Copy out each line below exactly as it appears.

----------------

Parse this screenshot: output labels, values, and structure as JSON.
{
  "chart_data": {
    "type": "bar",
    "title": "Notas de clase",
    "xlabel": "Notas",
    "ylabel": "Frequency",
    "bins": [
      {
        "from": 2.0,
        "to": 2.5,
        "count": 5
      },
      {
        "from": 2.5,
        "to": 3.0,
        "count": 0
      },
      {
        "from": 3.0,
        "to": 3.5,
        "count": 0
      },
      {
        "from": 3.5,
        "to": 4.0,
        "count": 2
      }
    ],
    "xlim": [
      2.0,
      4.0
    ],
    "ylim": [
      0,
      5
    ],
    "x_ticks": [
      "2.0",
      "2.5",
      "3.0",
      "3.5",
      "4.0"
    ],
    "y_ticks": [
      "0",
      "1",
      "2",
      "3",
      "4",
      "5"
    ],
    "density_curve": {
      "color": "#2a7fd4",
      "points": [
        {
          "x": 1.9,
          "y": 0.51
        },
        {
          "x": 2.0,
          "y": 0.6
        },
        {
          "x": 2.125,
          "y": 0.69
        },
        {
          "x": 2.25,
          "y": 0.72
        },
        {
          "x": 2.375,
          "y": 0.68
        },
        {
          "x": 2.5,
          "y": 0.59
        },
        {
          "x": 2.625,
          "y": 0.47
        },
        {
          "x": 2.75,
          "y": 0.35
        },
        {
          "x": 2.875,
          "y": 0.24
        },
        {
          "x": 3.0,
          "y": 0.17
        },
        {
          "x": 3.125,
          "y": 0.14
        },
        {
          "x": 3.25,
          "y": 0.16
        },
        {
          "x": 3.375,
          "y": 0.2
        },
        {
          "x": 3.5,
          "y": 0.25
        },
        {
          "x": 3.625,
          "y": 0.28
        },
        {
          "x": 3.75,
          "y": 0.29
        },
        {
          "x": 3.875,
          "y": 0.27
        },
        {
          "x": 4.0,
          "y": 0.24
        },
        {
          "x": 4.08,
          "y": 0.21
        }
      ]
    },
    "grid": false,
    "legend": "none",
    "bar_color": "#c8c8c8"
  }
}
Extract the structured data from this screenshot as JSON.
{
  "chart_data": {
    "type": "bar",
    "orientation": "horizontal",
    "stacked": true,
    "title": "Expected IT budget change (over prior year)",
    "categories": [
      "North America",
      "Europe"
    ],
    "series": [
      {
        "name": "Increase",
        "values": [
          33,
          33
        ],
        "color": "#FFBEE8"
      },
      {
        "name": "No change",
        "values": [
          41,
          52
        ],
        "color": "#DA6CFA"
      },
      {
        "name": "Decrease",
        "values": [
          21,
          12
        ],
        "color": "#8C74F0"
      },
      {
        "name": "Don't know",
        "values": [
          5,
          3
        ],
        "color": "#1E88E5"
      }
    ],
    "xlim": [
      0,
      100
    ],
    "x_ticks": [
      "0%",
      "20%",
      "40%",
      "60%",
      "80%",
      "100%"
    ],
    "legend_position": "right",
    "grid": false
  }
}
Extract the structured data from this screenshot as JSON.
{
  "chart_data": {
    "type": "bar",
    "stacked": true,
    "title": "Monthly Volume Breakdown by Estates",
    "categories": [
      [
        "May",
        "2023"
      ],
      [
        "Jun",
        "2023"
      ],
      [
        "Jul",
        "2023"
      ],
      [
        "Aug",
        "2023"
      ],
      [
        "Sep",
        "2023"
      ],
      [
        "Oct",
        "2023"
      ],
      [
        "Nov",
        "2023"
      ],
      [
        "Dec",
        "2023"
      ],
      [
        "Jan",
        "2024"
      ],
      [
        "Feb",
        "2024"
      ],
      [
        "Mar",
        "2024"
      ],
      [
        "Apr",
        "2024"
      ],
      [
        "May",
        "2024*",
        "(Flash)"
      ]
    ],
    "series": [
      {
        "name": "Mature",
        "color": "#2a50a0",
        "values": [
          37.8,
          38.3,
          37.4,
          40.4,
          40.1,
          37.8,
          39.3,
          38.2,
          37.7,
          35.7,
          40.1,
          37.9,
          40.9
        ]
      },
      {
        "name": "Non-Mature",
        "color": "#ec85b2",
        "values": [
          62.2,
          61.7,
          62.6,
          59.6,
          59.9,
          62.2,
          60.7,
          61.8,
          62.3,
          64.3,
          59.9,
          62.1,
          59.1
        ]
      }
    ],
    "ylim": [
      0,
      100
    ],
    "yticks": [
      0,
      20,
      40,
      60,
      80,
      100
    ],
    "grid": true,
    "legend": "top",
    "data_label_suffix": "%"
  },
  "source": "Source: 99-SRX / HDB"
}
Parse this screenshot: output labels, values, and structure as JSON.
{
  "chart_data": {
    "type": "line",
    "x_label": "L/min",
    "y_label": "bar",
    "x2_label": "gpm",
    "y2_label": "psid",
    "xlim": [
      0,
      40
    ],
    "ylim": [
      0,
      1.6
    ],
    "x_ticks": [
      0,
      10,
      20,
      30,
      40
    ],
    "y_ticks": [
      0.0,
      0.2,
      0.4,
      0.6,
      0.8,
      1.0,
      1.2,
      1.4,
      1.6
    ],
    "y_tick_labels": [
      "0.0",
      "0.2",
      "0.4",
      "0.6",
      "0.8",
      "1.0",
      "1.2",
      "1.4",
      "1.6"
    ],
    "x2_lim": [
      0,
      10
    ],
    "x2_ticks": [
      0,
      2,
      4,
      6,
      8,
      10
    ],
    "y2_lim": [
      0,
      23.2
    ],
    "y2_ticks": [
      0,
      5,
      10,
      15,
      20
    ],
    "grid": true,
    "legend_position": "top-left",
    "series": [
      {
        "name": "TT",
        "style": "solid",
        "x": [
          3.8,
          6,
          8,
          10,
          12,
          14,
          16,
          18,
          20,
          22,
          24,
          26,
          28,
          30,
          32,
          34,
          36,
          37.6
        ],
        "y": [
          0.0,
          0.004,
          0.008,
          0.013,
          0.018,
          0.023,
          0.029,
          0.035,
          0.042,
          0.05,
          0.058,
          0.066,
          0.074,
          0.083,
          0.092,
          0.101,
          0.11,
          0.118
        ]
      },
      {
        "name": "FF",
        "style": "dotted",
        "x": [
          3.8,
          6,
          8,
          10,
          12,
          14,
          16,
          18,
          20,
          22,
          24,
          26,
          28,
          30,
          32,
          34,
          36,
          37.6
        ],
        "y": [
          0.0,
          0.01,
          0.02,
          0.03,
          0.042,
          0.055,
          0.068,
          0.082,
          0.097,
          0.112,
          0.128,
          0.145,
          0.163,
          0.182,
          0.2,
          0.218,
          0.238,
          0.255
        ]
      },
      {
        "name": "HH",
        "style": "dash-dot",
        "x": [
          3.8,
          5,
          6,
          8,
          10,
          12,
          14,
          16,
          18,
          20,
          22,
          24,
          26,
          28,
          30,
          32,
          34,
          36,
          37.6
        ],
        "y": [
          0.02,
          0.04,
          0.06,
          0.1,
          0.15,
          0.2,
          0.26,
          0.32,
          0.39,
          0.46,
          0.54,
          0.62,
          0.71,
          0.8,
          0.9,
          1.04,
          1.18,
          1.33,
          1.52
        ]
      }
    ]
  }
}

----------------

▶ **Answer to this problem**:
Parse this screenshot: output labels, values, and structure as JSON.
{
  "chart_data": {
    "type": "bar",
    "title": "Notas de clase",
    "xlabel": "Notas",
    "ylabel": "Frequency",
    "bins": [
      {
        "from": 2.0,
        "to": 2.5,
        "count": 5
      },
      {
        "from": 2.5,
        "to": 3.0,
        "count": 0
      },
      {
        "from": 3.0,
        "to": 3.5,
        "count": 0
      },
      {
        "from": 3.5,
        "to": 4.0,
        "count": 2
      }
    ],
    "xlim": [
      2.0,
      4.0
    ],
    "ylim": [
      0,
      5
    ],
    "x_ticks": [
      "2.0",
      "2.5",
      "3.0",
      "3.5",
      "4.0"
    ],
    "y_ticks": [
      "0",
      "1",
      "2",
      "3",
      "4",
      "5"
    ],
    "density_curve": {
      "color": "#2a7fd4",
      "points": [
        {
          "x": 1.9,
          "y": 0.51
        },
        {
          "x": 2.0,
          "y": 0.6
        },
        {
          "x": 2.125,
          "y": 0.69
        },
        {
          "x": 2.25,
          "y": 0.72
        },
        {
          "x": 2.375,
          "y": 0.68
        },
        {
          "x": 2.5,
          "y": 0.59
        },
        {
          "x": 2.625,
          "y": 0.47
        },
        {
          "x": 2.75,
          "y": 0.35
        },
        {
          "x": 2.875,
          "y": 0.24
        },
        {
          "x": 3.0,
          "y": 0.17
        },
        {
          "x": 3.125,
          "y": 0.14
        },
        {
          "x": 3.25,
          "y": 0.16
        },
        {
          "x": 3.375,
          "y": 0.2
        },
        {
          "x": 3.5,
          "y": 0.25
        },
        {
          "x": 3.625,
          "y": 0.28
        },
        {
          "x": 3.75,
          "y": 0.29
        },
        {
          "x": 3.875,
          "y": 0.27
        },
        {
          "x": 4.0,
          "y": 0.24
        },
        {
          "x": 4.08,
          "y": 0.21
        }
      ]
    },
    "grid": false,
    "legend": "none",
    "bar_color": "#c8c8c8"
  }
}
Extract the structured data from this screenshot as JSON.
{
  "chart_data": {
    "type": "bar",
    "orientation": "horizontal",
    "stacked": true,
    "title": "Expected IT budget change (over prior year)",
    "categories": [
      "North America",
      "Europe"
    ],
    "series": [
      {
        "name": "Increase",
        "values": [
          33,
          33
        ],
        "color": "#FFBEE8"
      },
      {
        "name": "No change",
        "values": [
          41,
          52
        ],
        "color": "#DA6CFA"
      },
      {
        "name": "Decrease",
        "values": [
          21,
          12
        ],
        "color": "#8C74F0"
      },
      {
        "name": "Don't know",
        "values": [
          5,
          3
        ],
        "color": "#1E88E5"
      }
    ],
    "xlim": [
      0,
      100
    ],
    "x_ticks": [
      "0%",
      "20%",
      "40%",
      "60%",
      "80%",
      "100%"
    ],
    "legend_position": "right",
    "grid": false
  }
}
Extract the structured data from this screenshot as JSON.
{
  "chart_data": {
    "type": "bar",
    "stacked": true,
    "title": "Monthly Volume Breakdown by Estates",
    "categories": [
      [
        "May",
        "2023"
      ],
      [
        "Jun",
        "2023"
      ],
      [
        "Jul",
        "2023"
      ],
      [
        "Aug",
        "2023"
      ],
      [
        "Sep",
        "2023"
      ],
      [
        "Oct",
        "2023"
      ],
      [
        "Nov",
        "2023"
      ],
      [
        "Dec",
        "2023"
      ],
      [
        "Jan",
        "2024"
      ],
      [
        "Feb",
        "2024"
      ],
      [
        "Mar",
        "2024"
      ],
      [
        "Apr",
        "2024"
      ],
      [
        "May",
        "2024*",
        "(Flash)"
      ]
    ],
    "series": [
      {
        "name": "Mature",
        "color": "#2a50a0",
        "values": [
          37.8,
          38.3,
          37.4,
          40.4,
          40.1,
          37.8,
          39.3,
          38.2,
          37.7,
          35.7,
          40.1,
          37.9,
          40.9
        ]
      },
      {
        "name": "Non-Mature",
        "color": "#ec85b2",
        "values": [
          62.2,
          61.7,
          62.6,
          59.6,
          59.9,
          62.2,
          60.7,
          61.8,
          62.3,
          64.3,
          59.9,
          62.1,
          59.1
        ]
      }
    ],
    "ylim": [
      0,
      100
    ],
    "yticks": [
      0,
      20,
      40,
      60,
      80,
      100
    ],
    "grid": true,
    "legend": "top",
    "data_label_suffix": "%"
  },
  "source": "Source: 99-SRX / HDB"
}
Parse this screenshot: output labels, values, and structure as JSON.
{
  "chart_data": {
    "type": "line",
    "x_label": "L/min",
    "y_label": "bar",
    "x2_label": "gpm",
    "y2_label": "psid",
    "xlim": [
      0,
      40
    ],
    "ylim": [
      0,
      1.6
    ],
    "x_ticks": [
      0,
      10,
      20,
      30,
      40
    ],
    "y_ticks": [
      0.0,
      0.2,
      0.4,
      0.6,
      0.8,
      1.0,
      1.2,
      1.4,
      1.6
    ],
    "y_tick_labels": [
      "0.0",
      "0.2",
      "0.4",
      "0.6",
      "0.8",
      "1.0",
      "1.2",
      "1.4",
      "1.6"
    ],
    "x2_lim": [
      0,
      10
    ],
    "x2_ticks": [
      0,
      2,
      4,
      6,
      8,
      10
    ],
    "y2_lim": [
      0,
      23.2
    ],
    "y2_ticks": [
      0,
      5,
      10,
      15,
      20
    ],
    "grid": true,
    "legend_position": "top-left",
    "series": [
      {
        "name": "TT",
        "style": "solid",
        "x": [
          3.8,
          6,
          8,
          10,
          12,
          14,
          16,
          18,
          20,
          22,
          24,
          26,
          28,
          30,
          32,
          34,
          36,
          37.6
        ],
        "y": [
          0.0,
          0.004,
          0.008,
          0.013,
          0.018,
          0.023,
          0.029,
          0.035,
          0.042,
          0.05,
          0.058,
          0.066,
          0.074,
          0.083,
          0.092,
          0.101,
          0.11,
          0.118
        ]
      },
      {
        "name": "FF",
        "style": "dotted",
        "x": [
          3.8,
          6,
          8,
          10,
          12,
          14,
          16,
          18,
          20,
          22,
          24,
          26,
          28,
          30,
          32,
          34,
          36,
          37.6
        ],
        "y": [
          0.0,
          0.01,
          0.02,
          0.03,
          0.042,
          0.055,
          0.068,
          0.082,
          0.097,
          0.112,
          0.128,
          0.145,
          0.163,
          0.182,
          0.2,
          0.218,
          0.238,
          0.255
        ]
      },
      {
        "name": "HH",
        "style": "dash-dot",
        "x": [
          3.8,
          5,
          6,
          8,
          10,
          12,
          14,
          16,
          18,
          20,
          22,
          24,
          26,
          28,
          30,
          32,
          34,
          36,
          37.6
        ],
        "y": [
          0.02,
          0.04,
          0.06,
          0.1,
          0.15,
          0.2,
          0.26,
          0.32,
          0.39,
          0.46,
          0.54,
          0.62,
          0.71,
          0.8,
          0.9,
          1.04,
          1.18,
          1.33,
          1.52
        ]
      }
    ]
  }
}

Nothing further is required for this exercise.